## Task instructions
Wherever a line holds the string "name", copy that line.

─── Material provided ───

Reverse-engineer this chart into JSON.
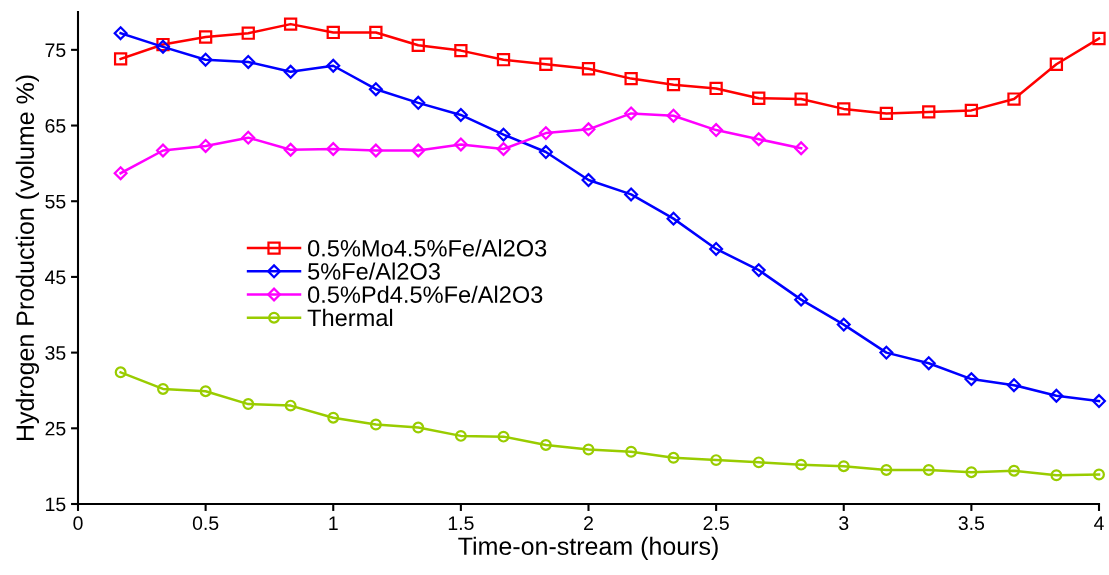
{
  "chart_data": {
    "type": "line",
    "xlabel": "Time-on-stream (hours)",
    "ylabel": "Hydrogen Production (volume %)",
    "xlim": [
      0,
      4
    ],
    "ylim": [
      15,
      80
    ],
    "xticks": [
      0,
      0.5,
      1,
      1.5,
      2,
      2.5,
      3,
      3.5,
      4
    ],
    "yticks": [
      15,
      25,
      35,
      45,
      55,
      65,
      75
    ],
    "grid": false,
    "legend": "center left",
    "line_style": "solid",
    "series": [
      {
        "name": "0.5%Mo4.5%Fe/Al2O3",
        "color": "#ff0000",
        "marker": "square",
        "x": [
          0.167,
          0.333,
          0.5,
          0.667,
          0.833,
          1.0,
          1.167,
          1.333,
          1.5,
          1.667,
          1.833,
          2.0,
          2.167,
          2.333,
          2.5,
          2.667,
          2.833,
          3.0,
          3.167,
          3.333,
          3.5,
          3.667,
          3.833,
          4.0
        ],
        "values": [
          73.8,
          75.7,
          76.7,
          77.2,
          78.4,
          77.3,
          77.3,
          75.6,
          74.9,
          73.7,
          73.1,
          72.5,
          71.2,
          70.4,
          69.9,
          68.6,
          68.5,
          67.2,
          66.6,
          66.8,
          67.0,
          68.5,
          73.1,
          76.5
        ]
      },
      {
        "name": "5%Fe/Al2O3",
        "color": "#0000ff",
        "marker": "diamond",
        "x": [
          0.167,
          0.333,
          0.5,
          0.667,
          0.833,
          1.0,
          1.167,
          1.333,
          1.5,
          1.667,
          1.833,
          2.0,
          2.167,
          2.333,
          2.5,
          2.667,
          2.833,
          3.0,
          3.167,
          3.333,
          3.5,
          3.667,
          3.833,
          4.0
        ],
        "values": [
          77.2,
          75.4,
          73.7,
          73.4,
          72.1,
          72.9,
          69.8,
          68.0,
          66.4,
          63.8,
          61.5,
          57.8,
          55.9,
          52.7,
          48.7,
          45.9,
          42.0,
          38.7,
          35.0,
          33.6,
          31.5,
          30.7,
          29.3,
          28.6
        ]
      },
      {
        "name": "0.5%Pd4.5%Fe/Al2O3",
        "color": "#ff00ff",
        "marker": "diamond",
        "x": [
          0.167,
          0.333,
          0.5,
          0.667,
          0.833,
          1.0,
          1.167,
          1.333,
          1.5,
          1.667,
          1.833,
          2.0,
          2.167,
          2.333,
          2.5,
          2.667,
          2.833
        ],
        "values": [
          58.7,
          61.7,
          62.3,
          63.4,
          61.8,
          61.9,
          61.7,
          61.7,
          62.5,
          61.9,
          64.0,
          64.5,
          66.6,
          66.3,
          64.4,
          63.2,
          62.0
        ]
      },
      {
        "name": "Thermal",
        "color": "#99cc00",
        "marker": "circle",
        "x": [
          0.167,
          0.333,
          0.5,
          0.667,
          0.833,
          1.0,
          1.167,
          1.333,
          1.5,
          1.667,
          1.833,
          2.0,
          2.167,
          2.333,
          2.5,
          2.667,
          2.833,
          3.0,
          3.167,
          3.333,
          3.5,
          3.667,
          3.833,
          4.0
        ],
        "values": [
          32.4,
          30.2,
          29.9,
          28.2,
          28.0,
          26.4,
          25.5,
          25.1,
          24.0,
          23.9,
          22.8,
          22.2,
          21.9,
          21.1,
          20.8,
          20.5,
          20.2,
          20.0,
          19.5,
          19.5,
          19.2,
          19.4,
          18.8,
          18.9
        ]
      }
    ]
  }
}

───

## Answer to the problem
        "name": "0.5%Mo4.5%Fe/Al2O3",
        "name": "5%Fe/Al2O3",
        "name": "0.5%Pd4.5%Fe/Al2O3",
        "name": "Thermal",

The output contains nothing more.